* Begin *

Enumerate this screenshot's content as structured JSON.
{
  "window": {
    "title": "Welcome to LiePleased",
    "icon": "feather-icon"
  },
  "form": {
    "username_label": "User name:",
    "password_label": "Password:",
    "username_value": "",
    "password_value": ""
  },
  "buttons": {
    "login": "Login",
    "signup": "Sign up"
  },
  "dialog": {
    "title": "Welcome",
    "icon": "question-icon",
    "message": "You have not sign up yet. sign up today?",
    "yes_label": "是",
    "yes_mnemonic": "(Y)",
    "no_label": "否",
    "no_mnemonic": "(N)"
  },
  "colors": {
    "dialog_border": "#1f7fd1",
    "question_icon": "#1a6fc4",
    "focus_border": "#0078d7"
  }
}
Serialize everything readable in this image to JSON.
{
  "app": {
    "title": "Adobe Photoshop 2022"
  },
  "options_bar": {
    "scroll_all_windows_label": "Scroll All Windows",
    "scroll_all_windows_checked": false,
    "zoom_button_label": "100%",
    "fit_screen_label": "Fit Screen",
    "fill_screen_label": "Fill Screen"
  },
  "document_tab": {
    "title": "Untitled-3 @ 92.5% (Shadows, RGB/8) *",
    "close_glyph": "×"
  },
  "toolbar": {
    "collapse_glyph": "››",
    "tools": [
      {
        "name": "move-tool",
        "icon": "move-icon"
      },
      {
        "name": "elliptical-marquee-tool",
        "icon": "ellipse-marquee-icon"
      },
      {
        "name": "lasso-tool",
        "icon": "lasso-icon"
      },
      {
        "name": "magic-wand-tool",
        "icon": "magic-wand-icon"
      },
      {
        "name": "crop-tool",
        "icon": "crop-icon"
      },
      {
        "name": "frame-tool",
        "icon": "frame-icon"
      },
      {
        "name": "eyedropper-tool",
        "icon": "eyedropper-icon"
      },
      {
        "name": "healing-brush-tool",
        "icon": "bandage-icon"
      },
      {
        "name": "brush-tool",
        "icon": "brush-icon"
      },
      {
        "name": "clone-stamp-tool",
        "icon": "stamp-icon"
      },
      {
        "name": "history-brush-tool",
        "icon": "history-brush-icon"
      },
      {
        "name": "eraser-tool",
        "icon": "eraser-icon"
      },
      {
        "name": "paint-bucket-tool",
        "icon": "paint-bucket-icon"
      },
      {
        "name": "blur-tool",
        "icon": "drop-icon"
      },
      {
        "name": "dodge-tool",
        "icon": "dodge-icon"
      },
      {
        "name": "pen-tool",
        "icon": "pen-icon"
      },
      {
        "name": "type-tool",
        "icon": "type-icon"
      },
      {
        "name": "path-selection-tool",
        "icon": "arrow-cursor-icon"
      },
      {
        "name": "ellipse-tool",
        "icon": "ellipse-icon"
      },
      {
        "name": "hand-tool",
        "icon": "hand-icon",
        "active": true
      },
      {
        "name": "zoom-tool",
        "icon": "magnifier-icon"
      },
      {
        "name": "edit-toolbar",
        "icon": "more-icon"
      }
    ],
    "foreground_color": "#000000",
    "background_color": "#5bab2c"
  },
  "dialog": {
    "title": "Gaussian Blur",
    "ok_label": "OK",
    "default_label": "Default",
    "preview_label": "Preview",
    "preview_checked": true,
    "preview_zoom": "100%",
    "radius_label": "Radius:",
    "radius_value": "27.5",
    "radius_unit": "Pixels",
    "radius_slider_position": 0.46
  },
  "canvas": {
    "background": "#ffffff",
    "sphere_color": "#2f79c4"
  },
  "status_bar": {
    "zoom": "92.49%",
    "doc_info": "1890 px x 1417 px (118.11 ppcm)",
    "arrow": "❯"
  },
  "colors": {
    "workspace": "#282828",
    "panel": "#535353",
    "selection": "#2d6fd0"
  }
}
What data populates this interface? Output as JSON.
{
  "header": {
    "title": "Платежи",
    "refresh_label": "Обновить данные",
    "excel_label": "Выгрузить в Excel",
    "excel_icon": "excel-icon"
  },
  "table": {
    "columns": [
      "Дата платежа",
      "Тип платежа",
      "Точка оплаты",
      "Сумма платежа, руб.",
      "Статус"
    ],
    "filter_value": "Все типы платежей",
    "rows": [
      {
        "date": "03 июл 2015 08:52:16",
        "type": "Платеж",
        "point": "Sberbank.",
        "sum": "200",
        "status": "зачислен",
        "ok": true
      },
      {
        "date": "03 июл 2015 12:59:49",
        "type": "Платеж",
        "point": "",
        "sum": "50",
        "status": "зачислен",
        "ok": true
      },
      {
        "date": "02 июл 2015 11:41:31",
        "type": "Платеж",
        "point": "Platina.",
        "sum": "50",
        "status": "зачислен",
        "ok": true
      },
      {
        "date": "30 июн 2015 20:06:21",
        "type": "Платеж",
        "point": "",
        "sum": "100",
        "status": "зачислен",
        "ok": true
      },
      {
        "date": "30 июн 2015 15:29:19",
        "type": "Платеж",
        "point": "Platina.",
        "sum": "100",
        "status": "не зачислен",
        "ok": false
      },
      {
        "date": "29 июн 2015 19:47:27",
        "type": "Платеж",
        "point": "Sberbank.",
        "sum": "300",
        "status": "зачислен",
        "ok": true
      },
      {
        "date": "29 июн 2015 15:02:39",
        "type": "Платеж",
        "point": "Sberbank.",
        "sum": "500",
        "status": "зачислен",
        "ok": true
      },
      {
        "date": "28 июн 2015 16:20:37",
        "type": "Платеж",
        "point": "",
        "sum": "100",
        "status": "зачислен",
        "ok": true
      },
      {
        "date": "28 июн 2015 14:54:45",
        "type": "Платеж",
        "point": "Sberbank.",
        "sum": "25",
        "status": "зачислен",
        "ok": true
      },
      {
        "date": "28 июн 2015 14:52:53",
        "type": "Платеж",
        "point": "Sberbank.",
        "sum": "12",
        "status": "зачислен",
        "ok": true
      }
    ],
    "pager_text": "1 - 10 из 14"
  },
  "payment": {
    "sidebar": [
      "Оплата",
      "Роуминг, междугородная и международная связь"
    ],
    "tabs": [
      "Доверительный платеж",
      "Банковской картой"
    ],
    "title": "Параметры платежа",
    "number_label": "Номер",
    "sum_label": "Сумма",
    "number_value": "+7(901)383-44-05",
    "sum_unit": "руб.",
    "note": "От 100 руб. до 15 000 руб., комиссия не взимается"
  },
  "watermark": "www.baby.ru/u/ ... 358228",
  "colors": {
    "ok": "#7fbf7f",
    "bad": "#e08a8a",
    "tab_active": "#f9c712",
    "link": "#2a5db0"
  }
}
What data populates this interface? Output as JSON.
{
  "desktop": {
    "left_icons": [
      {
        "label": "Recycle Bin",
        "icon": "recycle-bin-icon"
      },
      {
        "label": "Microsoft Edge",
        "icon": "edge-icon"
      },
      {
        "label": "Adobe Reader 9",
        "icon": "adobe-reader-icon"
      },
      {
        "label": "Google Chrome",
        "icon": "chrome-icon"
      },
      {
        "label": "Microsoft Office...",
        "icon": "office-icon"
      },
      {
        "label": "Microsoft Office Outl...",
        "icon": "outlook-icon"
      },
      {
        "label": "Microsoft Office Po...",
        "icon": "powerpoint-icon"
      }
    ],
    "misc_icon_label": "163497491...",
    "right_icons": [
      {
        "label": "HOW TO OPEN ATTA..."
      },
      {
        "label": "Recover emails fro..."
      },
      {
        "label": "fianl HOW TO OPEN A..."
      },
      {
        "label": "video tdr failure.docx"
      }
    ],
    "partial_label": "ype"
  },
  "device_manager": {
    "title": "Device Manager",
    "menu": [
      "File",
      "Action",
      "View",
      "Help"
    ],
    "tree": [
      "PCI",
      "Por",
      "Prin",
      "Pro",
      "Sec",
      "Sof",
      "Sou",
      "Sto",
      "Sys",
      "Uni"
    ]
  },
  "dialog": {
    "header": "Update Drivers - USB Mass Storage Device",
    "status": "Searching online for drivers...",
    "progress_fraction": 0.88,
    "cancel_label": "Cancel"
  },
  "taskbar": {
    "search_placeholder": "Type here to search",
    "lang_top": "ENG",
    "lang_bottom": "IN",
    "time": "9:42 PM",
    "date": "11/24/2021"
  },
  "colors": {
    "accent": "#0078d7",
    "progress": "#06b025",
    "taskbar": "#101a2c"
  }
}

* End *

• **What this task involves**
State the number of lines in the data that include the string "brush", and add nothing else.

• **Expected answer**
5